* [TASK REQUIREMENTS]:
Retype each entry below, keeping every character the same.

#### PROVIDED INFORMATION

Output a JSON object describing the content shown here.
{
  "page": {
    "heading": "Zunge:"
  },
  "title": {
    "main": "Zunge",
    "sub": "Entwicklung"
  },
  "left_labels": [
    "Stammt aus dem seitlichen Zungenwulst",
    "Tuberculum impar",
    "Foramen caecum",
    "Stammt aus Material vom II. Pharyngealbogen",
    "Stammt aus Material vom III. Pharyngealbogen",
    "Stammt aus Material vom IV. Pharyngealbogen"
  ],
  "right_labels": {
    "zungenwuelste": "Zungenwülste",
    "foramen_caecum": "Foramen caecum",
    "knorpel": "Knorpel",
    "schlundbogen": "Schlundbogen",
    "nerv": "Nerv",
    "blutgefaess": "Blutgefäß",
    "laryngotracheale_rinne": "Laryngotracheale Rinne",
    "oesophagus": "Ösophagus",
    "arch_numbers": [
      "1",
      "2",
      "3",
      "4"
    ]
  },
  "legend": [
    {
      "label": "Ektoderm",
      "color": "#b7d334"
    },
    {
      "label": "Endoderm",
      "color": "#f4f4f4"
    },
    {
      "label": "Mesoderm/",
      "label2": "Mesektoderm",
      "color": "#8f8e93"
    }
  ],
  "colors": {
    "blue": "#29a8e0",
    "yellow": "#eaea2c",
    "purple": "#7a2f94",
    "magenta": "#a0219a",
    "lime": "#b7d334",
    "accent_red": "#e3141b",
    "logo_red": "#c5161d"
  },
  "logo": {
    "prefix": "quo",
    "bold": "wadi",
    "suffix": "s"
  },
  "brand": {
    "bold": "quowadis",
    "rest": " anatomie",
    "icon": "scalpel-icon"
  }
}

########

* [WRITTEN ANSWER]:
Output a JSON object describing the content shown here.
{
  "page": {
    "heading": "Zunge:"
  },
  "title": {
    "main": "Zunge",
    "sub": "Entwicklung"
  },
  "left_labels": [
    "Stammt aus dem seitlichen Zungenwulst",
    "Tuberculum impar",
    "Foramen caecum",
    "Stammt aus Material vom II. Pharyngealbogen",
    "Stammt aus Material vom III. Pharyngealbogen",
    "Stammt aus Material vom IV. Pharyngealbogen"
  ],
  "right_labels": {
    "zungenwuelste": "Zungenwülste",
    "foramen_caecum": "Foramen caecum",
    "knorpel": "Knorpel",
    "schlundbogen": "Schlundbogen",
    "nerv": "Nerv",
    "blutgefaess": "Blutgefäß",
    "laryngotracheale_rinne": "Laryngotracheale Rinne",
    "oesophagus": "Ösophagus",
    "arch_numbers": [
      "1",
      "2",
      "3",
      "4"
    ]
  },
  "legend": [
    {
      "label": "Ektoderm",
      "color": "#b7d334"
    },
    {
      "label": "Endoderm",
      "color": "#f4f4f4"
    },
    {
      "label": "Mesoderm/",
      "label2": "Mesektoderm",
      "color": "#8f8e93"
    }
  ],
  "colors": {
    "blue": "#29a8e0",
    "yellow": "#eaea2c",
    "purple": "#7a2f94",
    "magenta": "#a0219a",
    "lime": "#b7d334",
    "accent_red": "#e3141b",
    "logo_red": "#c5161d"
  },
  "logo": {
    "prefix": "quo",
    "bold": "wadi",
    "suffix": "s"
  },
  "brand": {
    "bold": "quowadis",
    "rest": " anatomie",
    "icon": "scalpel-icon"
  }
}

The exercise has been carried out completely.